What you have to do:
Every record below should be printed exactly as given.

────────

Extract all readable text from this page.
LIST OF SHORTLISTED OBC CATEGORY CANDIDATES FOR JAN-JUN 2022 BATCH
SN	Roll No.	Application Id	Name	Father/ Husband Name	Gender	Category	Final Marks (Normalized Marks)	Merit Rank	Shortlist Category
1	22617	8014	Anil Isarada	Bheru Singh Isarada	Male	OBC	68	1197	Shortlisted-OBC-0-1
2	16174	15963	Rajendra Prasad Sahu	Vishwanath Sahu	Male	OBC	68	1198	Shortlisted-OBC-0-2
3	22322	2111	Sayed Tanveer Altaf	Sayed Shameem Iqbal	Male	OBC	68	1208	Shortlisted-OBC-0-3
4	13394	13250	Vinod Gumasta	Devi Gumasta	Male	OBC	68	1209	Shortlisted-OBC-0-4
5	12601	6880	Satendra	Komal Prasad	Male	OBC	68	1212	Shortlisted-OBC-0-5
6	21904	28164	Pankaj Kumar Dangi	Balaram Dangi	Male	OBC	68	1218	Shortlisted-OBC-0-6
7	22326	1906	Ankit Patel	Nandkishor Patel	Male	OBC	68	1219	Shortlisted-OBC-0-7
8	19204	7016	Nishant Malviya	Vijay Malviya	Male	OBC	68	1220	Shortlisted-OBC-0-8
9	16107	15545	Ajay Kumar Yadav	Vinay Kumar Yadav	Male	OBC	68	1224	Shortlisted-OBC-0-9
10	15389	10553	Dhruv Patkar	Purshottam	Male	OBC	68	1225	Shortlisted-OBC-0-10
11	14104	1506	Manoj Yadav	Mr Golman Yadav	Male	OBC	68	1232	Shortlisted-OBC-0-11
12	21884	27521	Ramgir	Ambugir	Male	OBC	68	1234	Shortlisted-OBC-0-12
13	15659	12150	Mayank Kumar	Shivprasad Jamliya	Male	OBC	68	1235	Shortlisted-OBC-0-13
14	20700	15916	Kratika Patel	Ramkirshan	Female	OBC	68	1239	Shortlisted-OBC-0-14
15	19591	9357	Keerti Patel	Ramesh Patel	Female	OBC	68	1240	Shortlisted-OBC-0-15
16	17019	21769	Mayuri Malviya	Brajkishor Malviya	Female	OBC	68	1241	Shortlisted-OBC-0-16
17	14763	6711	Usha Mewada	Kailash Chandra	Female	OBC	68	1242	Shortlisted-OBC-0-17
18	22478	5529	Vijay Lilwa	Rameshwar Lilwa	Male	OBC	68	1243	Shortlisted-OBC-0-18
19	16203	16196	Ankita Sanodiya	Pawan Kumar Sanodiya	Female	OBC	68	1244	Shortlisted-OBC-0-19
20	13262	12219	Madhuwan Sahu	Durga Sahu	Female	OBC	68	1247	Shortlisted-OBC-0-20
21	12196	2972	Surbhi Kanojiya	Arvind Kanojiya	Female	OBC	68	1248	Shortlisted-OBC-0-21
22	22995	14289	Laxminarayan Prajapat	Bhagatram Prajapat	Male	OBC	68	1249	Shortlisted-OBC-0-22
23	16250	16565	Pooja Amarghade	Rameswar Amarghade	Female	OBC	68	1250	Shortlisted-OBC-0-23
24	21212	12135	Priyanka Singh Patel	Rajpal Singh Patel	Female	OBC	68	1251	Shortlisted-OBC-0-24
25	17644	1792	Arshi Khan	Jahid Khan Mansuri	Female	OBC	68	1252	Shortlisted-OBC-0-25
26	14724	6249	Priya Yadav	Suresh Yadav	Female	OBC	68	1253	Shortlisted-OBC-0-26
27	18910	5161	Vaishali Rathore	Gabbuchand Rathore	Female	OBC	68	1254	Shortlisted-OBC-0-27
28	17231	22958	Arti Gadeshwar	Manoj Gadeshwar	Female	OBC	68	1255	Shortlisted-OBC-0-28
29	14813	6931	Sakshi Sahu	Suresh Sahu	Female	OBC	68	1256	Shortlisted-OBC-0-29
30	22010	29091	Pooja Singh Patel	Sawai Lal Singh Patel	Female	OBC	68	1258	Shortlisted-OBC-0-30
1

────────

Exercise result:
Extract all readable text from this page.
LIST OF SHORTLISTED OBC CATEGORY CANDIDATES FOR JAN-JUN 2022 BATCH
SN	Roll No.	Application Id	Name	Father/ Husband Name	Gender	Category	Final Marks (Normalized Marks)	Merit Rank	Shortlist Category
1	22617	8014	Anil Isarada	Bheru Singh Isarada	Male	OBC	68	1197	Shortlisted-OBC-0-1
2	16174	15963	Rajendra Prasad Sahu	Vishwanath Sahu	Male	OBC	68	1198	Shortlisted-OBC-0-2
3	22322	2111	Sayed Tanveer Altaf	Sayed Shameem Iqbal	Male	OBC	68	1208	Shortlisted-OBC-0-3
4	13394	13250	Vinod Gumasta	Devi Gumasta	Male	OBC	68	1209	Shortlisted-OBC-0-4
5	12601	6880	Satendra	Komal Prasad	Male	OBC	68	1212	Shortlisted-OBC-0-5
6	21904	28164	Pankaj Kumar Dangi	Balaram Dangi	Male	OBC	68	1218	Shortlisted-OBC-0-6
7	22326	1906	Ankit Patel	Nandkishor Patel	Male	OBC	68	1219	Shortlisted-OBC-0-7
8	19204	7016	Nishant Malviya	Vijay Malviya	Male	OBC	68	1220	Shortlisted-OBC-0-8
9	16107	15545	Ajay Kumar Yadav	Vinay Kumar Yadav	Male	OBC	68	1224	Shortlisted-OBC-0-9
10	15389	10553	Dhruv Patkar	Purshottam	Male	OBC	68	1225	Shortlisted-OBC-0-10
11	14104	1506	Manoj Yadav	Mr Golman Yadav	Male	OBC	68	1232	Shortlisted-OBC-0-11
12	21884	27521	Ramgir	Ambugir	Male	OBC	68	1234	Shortlisted-OBC-0-12
13	15659	12150	Mayank Kumar	Shivprasad Jamliya	Male	OBC	68	1235	Shortlisted-OBC-0-13
14	20700	15916	Kratika Patel	Ramkirshan	Female	OBC	68	1239	Shortlisted-OBC-0-14
15	19591	9357	Keerti Patel	Ramesh Patel	Female	OBC	68	1240	Shortlisted-OBC-0-15
16	17019	21769	Mayuri Malviya	Brajkishor Malviya	Female	OBC	68	1241	Shortlisted-OBC-0-16
17	14763	6711	Usha Mewada	Kailash Chandra	Female	OBC	68	1242	Shortlisted-OBC-0-17
18	22478	5529	Vijay Lilwa	Rameshwar Lilwa	Male	OBC	68	1243	Shortlisted-OBC-0-18
19	16203	16196	Ankita Sanodiya	Pawan Kumar Sanodiya	Female	OBC	68	1244	Shortlisted-OBC-0-19
20	13262	12219	Madhuwan Sahu	Durga Sahu	Female	OBC	68	1247	Shortlisted-OBC-0-20
21	12196	2972	Surbhi Kanojiya	Arvind Kanojiya	Female	OBC	68	1248	Shortlisted-OBC-0-21
22	22995	14289	Laxminarayan Prajapat	Bhagatram Prajapat	Male	OBC	68	1249	Shortlisted-OBC-0-22
23	16250	16565	Pooja Amarghade	Rameswar Amarghade	Female	OBC	68	1250	Shortlisted-OBC-0-23
24	21212	12135	Priyanka Singh Patel	Rajpal Singh Patel	Female	OBC	68	1251	Shortlisted-OBC-0-24
25	17644	1792	Arshi Khan	Jahid Khan Mansuri	Female	OBC	68	1252	Shortlisted-OBC-0-25
26	14724	6249	Priya Yadav	Suresh Yadav	Female	OBC	68	1253	Shortlisted-OBC-0-26
27	18910	5161	Vaishali Rathore	Gabbuchand Rathore	Female	OBC	68	1254	Shortlisted-OBC-0-27
28	17231	22958	Arti Gadeshwar	Manoj Gadeshwar	Female	OBC	68	1255	Shortlisted-OBC-0-28
29	14813	6931	Sakshi Sahu	Suresh Sahu	Female	OBC	68	1256	Shortlisted-OBC-0-29
30	22010	29091	Pooja Singh Patel	Sawai Lal Singh Patel	Female	OBC	68	1258	Shortlisted-OBC-0-30
1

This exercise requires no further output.